=== STORED ROWS ===
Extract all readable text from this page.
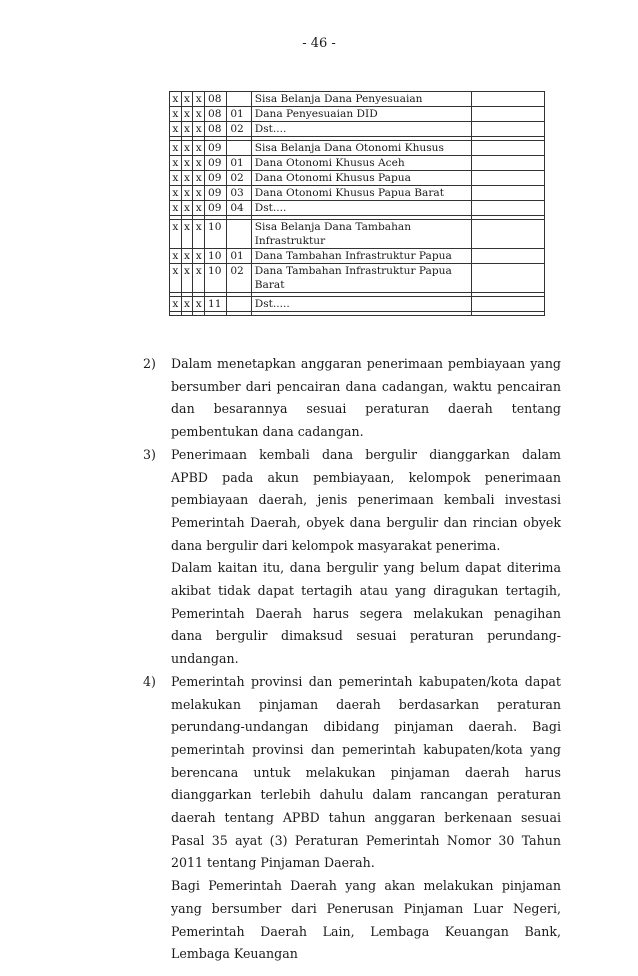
- 46 -
x	x	x	08		Sisa Belanja Dana Penyesuaian	
x	x	x	08	01	Dana Penyesuaian DID	
x	x	x	08	02	Dst....	

x	x	x	09		Sisa Belanja Dana Otonomi Khusus	
x	x	x	09	01	Dana Otonomi Khusus Aceh	
x	x	x	09	02	Dana Otonomi Khusus Papua	
x	x	x	09	03	Dana Otonomi Khusus Papua Barat	
x	x	x	09	04	Dst....	

x	x	x	10		Sisa Belanja Dana Tambahan Infrastruktur	
x	x	x	10	01	Dana Tambahan Infrastruktur Papua	
x	x	x	10	02	Dana Tambahan Infrastruktur Papua Barat	

x	x	x	11		Dst.....	

2)	Dalam menetapkan anggaran penerimaan pembiayaan yang bersumber dari pencairan dana cadangan, waktu pencairan dan besarannya sesuai peraturan daerah tentang pembentukan dana cadangan.

3)	Penerimaan kembali dana bergulir dianggarkan dalam APBD pada akun pembiayaan, kelompok penerimaan pembiayaan daerah, jenis penerimaan kembali investasi Pemerintah Daerah, obyek dana bergulir dan rincian obyek dana bergulir dari kelompok masyarakat penerima.

Dalam kaitan itu, dana bergulir yang belum dapat diterima akibat tidak dapat tertagih atau yang diragukan tertagih, Pemerintah Daerah harus segera melakukan penagihan dana bergulir dimaksud sesuai peraturan perundang-undangan.

4)	Pemerintah provinsi dan pemerintah kabupaten/kota dapat melakukan pinjaman daerah berdasarkan peraturan perundang-undangan dibidang pinjaman daerah. Bagi pemerintah provinsi dan pemerintah kabupaten/kota yang berencana untuk melakukan pinjaman daerah harus dianggarkan terlebih dahulu dalam rancangan peraturan daerah tentang APBD tahun anggaran berkenaan sesuai Pasal 35 ayat (3) Peraturan Pemerintah Nomor 30 Tahun 2011 tentang Pinjaman Daerah.

Bagi Pemerintah Daerah yang akan melakukan pinjaman yang bersumber dari Penerusan Pinjaman Luar Negeri, Pemerintah Daerah Lain, Lembaga Keuangan Bank, Lembaga Keuangan
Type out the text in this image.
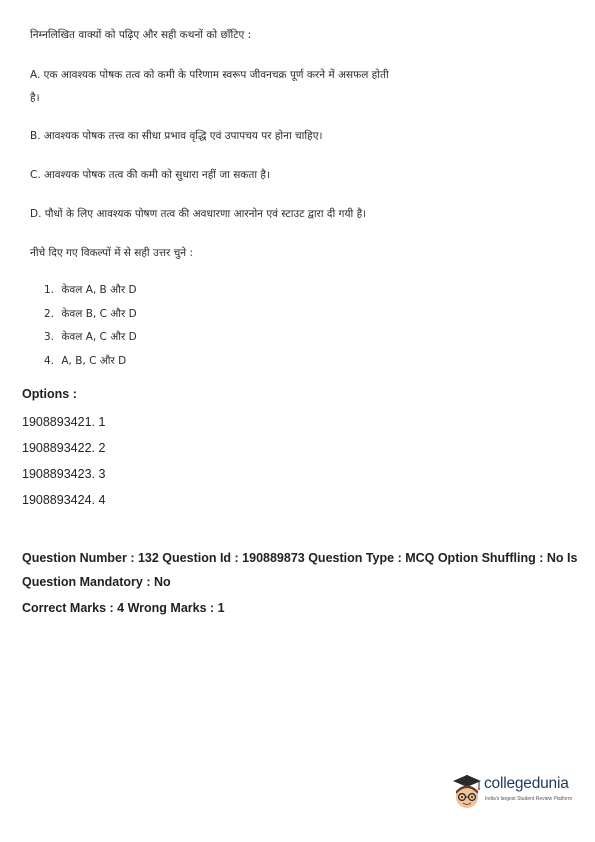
निम्नलिखित वाक्यों को पढ़िए और सही कथनों को छाँटिए :
A. एक आवश्यक पोषक तत्व को कमी के परिणाम स्वरूप जीवनचक्र पूर्ण करने में असफल होती
है।
B. आवश्यक पोषक तत्त्व का सीधा प्रभाव वृद्धि एवं उपापचय पर होना चाहिए।
C. आवश्यक पोषक तत्व की कमी को सुधारा नहीं जा सकता है।
D. पौधों के लिए आवश्यक पोषण तत्व की अवधारणा आरनोन एवं स्टाउट द्वारा दी गयी है।
नीचे दिए गए विकल्पों में से सही उत्तर चुने :
1. केवल A, B और D
2. केवल B, C और D
3. केवल A, C और D
4. A, B, C और D
Options :
1908893421. 1
1908893422. 2
1908893423. 3
1908893424. 4
Question Number : 132 Question Id : 190889873 Question Type : MCQ Option Shuffling : No Is
Question Mandatory : No
Correct Marks : 4 Wrong Marks : 1
collegedunia
India's largest Student Review Platform
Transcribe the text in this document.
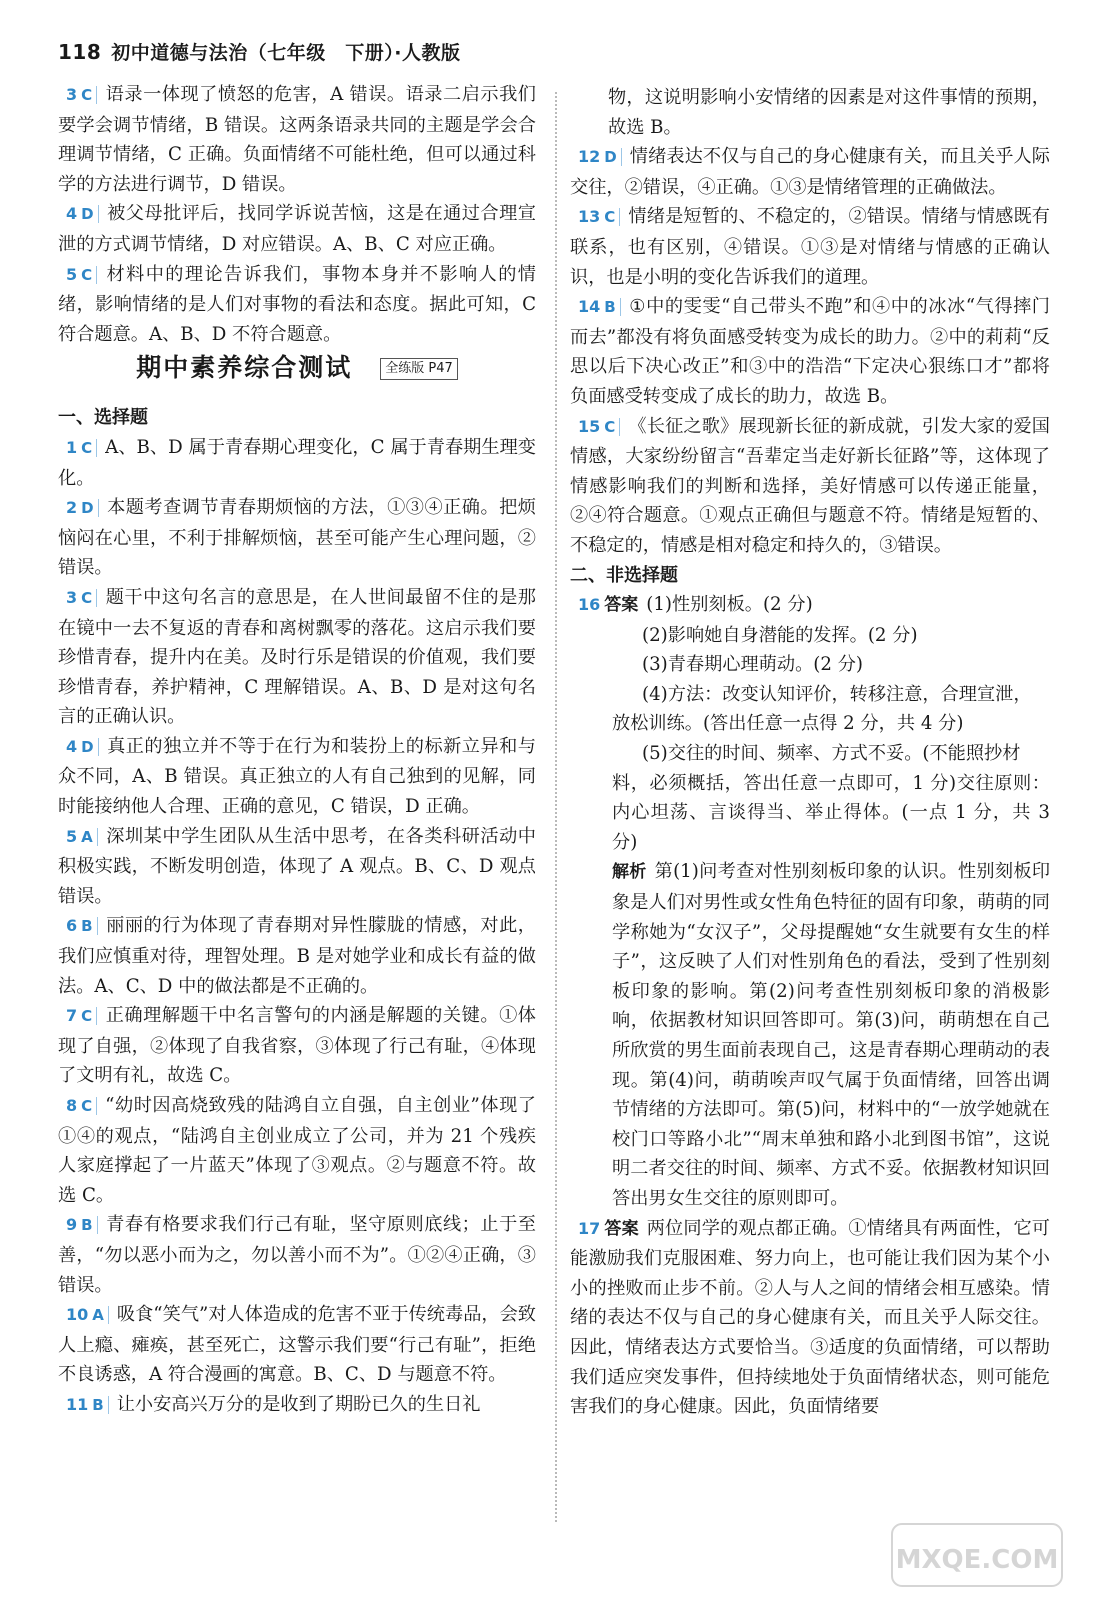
118 初中道德与法治（七年级　下册）·人教版
3 C 语录一体现了愤怒的危害，A 错误。语录二启示我们要学会调节情绪，B 错误。这两条语录共同的主题是学会合理调节情绪，C 正确。负面情绪不可能杜绝，但可以通过科学的方法进行调节，D 错误。
4 D 被父母批评后，找同学诉说苦恼，这是在通过合理宣泄的方式调节情绪，D 对应错误。A、B、C 对应正确。
5 C 材料中的理论告诉我们，事物本身并不影响人的情绪，影响情绪的是人们对事物的看法和态度。据此可知，C 符合题意。A、B、D 不符合题意。
期中素养综合测试	全练版 P47
一、选择题
1 C A、B、D 属于青春期心理变化，C 属于青春期生理变化。
2 D 本题考查调节青春期烦恼的方法，①③④正确。把烦恼闷在心里，不利于排解烦恼，甚至可能产生心理问题，②错误。
3 C 题干中这句名言的意思是，在人世间最留不住的是那在镜中一去不复返的青春和离树飘零的落花。这启示我们要珍惜青春，提升内在美。及时行乐是错误的价值观，我们要珍惜青春，养护精神，C 理解错误。A、B、D 是对这句名言的正确认识。
4 D 真正的独立并不等于在行为和装扮上的标新立异和与众不同，A、B 错误。真正独立的人有自己独到的见解，同时能接纳他人合理、正确的意见，C 错误，D 正确。
5 A 深圳某中学生团队从生活中思考，在各类科研活动中积极实践，不断发明创造，体现了 A 观点。B、C、D 观点错误。
6 B 丽丽的行为体现了青春期对异性朦胧的情感，对此，我们应慎重对待，理智处理。B 是对她学业和成长有益的做法。A、C、D 中的做法都是不正确的。
7 C 正确理解题干中名言警句的内涵是解题的关键。①体现了自强，②体现了自我省察，③体现了行己有耻，④体现了文明有礼，故选 C。
8 C “幼时因高烧致残的陆鸿自立自强，自主创业”体现了①④的观点，“陆鸿自主创业成立了公司，并为 21 个残疾人家庭撑起了一片蓝天”体现了③观点。②与题意不符。故选 C。
9 B 青春有格要求我们行己有耻，坚守原则底线；止于至善，“勿以恶小而为之，勿以善小而不为”。①②④正确，③错误。
10 A 吸食“笑气”对人体造成的危害不亚于传统毒品，会致人上瘾、瘫痪，甚至死亡，这警示我们要“行己有耻”，拒绝不良诱惑，A 符合漫画的寓意。B、C、D 与题意不符。
11 B 让小安高兴万分的是收到了期盼已久的生日礼
物，这说明影响小安情绪的因素是对这件事情的预期，故选 B。
12 D 情绪表达不仅与自己的身心健康有关，而且关乎人际交往，②错误，④正确。①③是情绪管理的正确做法。
13 C 情绪是短暂的、不稳定的，②错误。情绪与情感既有联系，也有区别，④错误。①③是对情绪与情感的正确认识，也是小明的变化告诉我们的道理。
14 B ①中的雯雯“自己带头不跑”和④中的冰冰“气得摔门而去”都没有将负面感受转变为成长的助力。②中的莉莉“反思以后下决心改正”和③中的浩浩“下定决心狠练口才”都将负面感受转变成了成长的助力，故选 B。
15 C 《长征之歌》展现新长征的新成就，引发大家的爱国情感，大家纷纷留言“吾辈定当走好新长征路”等，这体现了情感影响我们的判断和选择，美好情感可以传递正能量，②④符合题意。①观点正确但与题意不符。情绪是短暂的、不稳定的，情感是相对稳定和持久的，③错误。
二、非选择题
16 答案 (1)性别刻板。(2 分)
(2)影响她自身潜能的发挥。(2 分)
(3)青春期心理萌动。(2 分)
(4)方法：改变认知评价，转移注意，合理宣泄，
放松训练。(答出任意一点得 2 分，共 4 分)
(5)交往的时间、频率、方式不妥。(不能照抄材
料，必须概括，答出任意一点即可，1 分)交往原则：内心坦荡、言谈得当、举止得体。(一点 1 分，共 3 分)
解析 第(1)问考查对性别刻板印象的认识。性别刻板印象是人们对男性或女性角色特征的固有印象，萌萌的同学称她为“女汉子”，父母提醒她“女生就要有女生的样子”，这反映了人们对性别角色的看法，受到了性别刻板印象的影响。第(2)问考查性别刻板印象的消极影响，依据教材知识回答即可。第(3)问，萌萌想在自己所欣赏的男生面前表现自己，这是青春期心理萌动的表现。第(4)问，萌萌唉声叹气属于负面情绪，回答出调节情绪的方法即可。第(5)问，材料中的“一放学她就在校门口等路小北”“周末单独和路小北到图书馆”，这说明二者交往的时间、频率、方式不妥。依据教材知识回答出男女生交往的原则即可。
17 答案 两位同学的观点都正确。①情绪具有两面性，它可能激励我们克服困难、努力向上，也可能让我们因为某个小小的挫败而止步不前。②人与人之间的情绪会相互感染。情绪的表达不仅与自己的身心健康有关，而且关乎人际交往。因此，情绪表达方式要恰当。③适度的负面情绪，可以帮助我们适应突发事件，但持续地处于负面情绪状态，则可能危害我们的身心健康。因此，负面情绪要
MXQE.COM
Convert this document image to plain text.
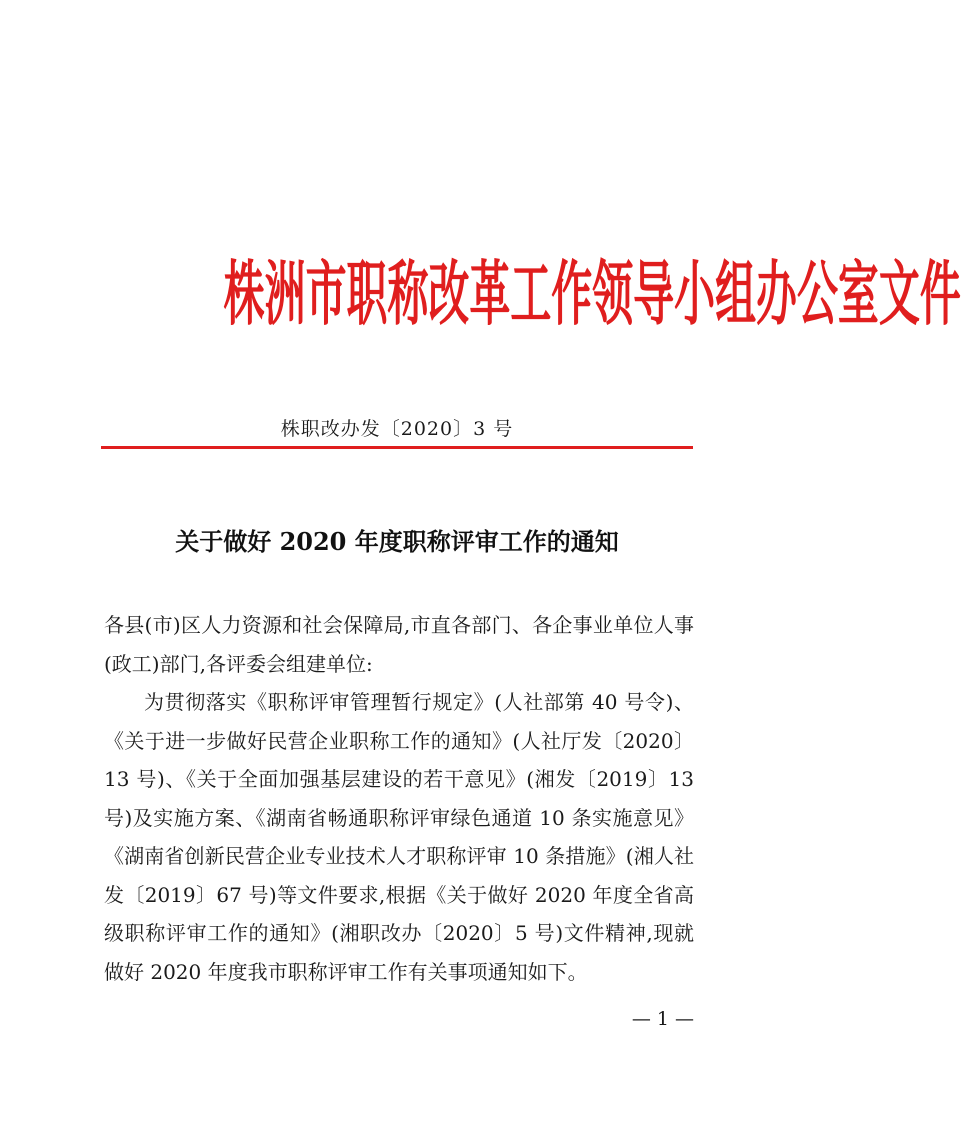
株洲市职称改革工作领导小组办公室文件
株职改办发〔2020〕3 号
关于做好 2020 年度职称评审工作的通知

各县(市)区人力资源和社会保障局,市直各部门、各企事业单位人事(政工)部门,各评委会组建单位:

为贯彻落实《职称评审管理暂行规定》(人社部第 40 号令)、《关于进一步做好民营企业职称工作的通知》(人社厅发〔2020〕13 号)、《关于全面加强基层建设的若干意见》(湘发〔2019〕13 号)及实施方案、《湖南省畅通职称评审绿色通道 10 条实施意见》《湖南省创新民营企业专业技术人才职称评审 10 条措施》(湘人社发〔2019〕67 号)等文件要求,根据《关于做好 2020 年度全省高级职称评审工作的通知》(湘职改办〔2020〕5 号)文件精神,现就做好 2020 年度我市职称评审工作有关事项通知如下。

— 1 —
===
| DESCRIPTION OF THE TASK |
Count the lines above that contain the word "Type", and give only that number.

| REPLY TO THE TASK |
2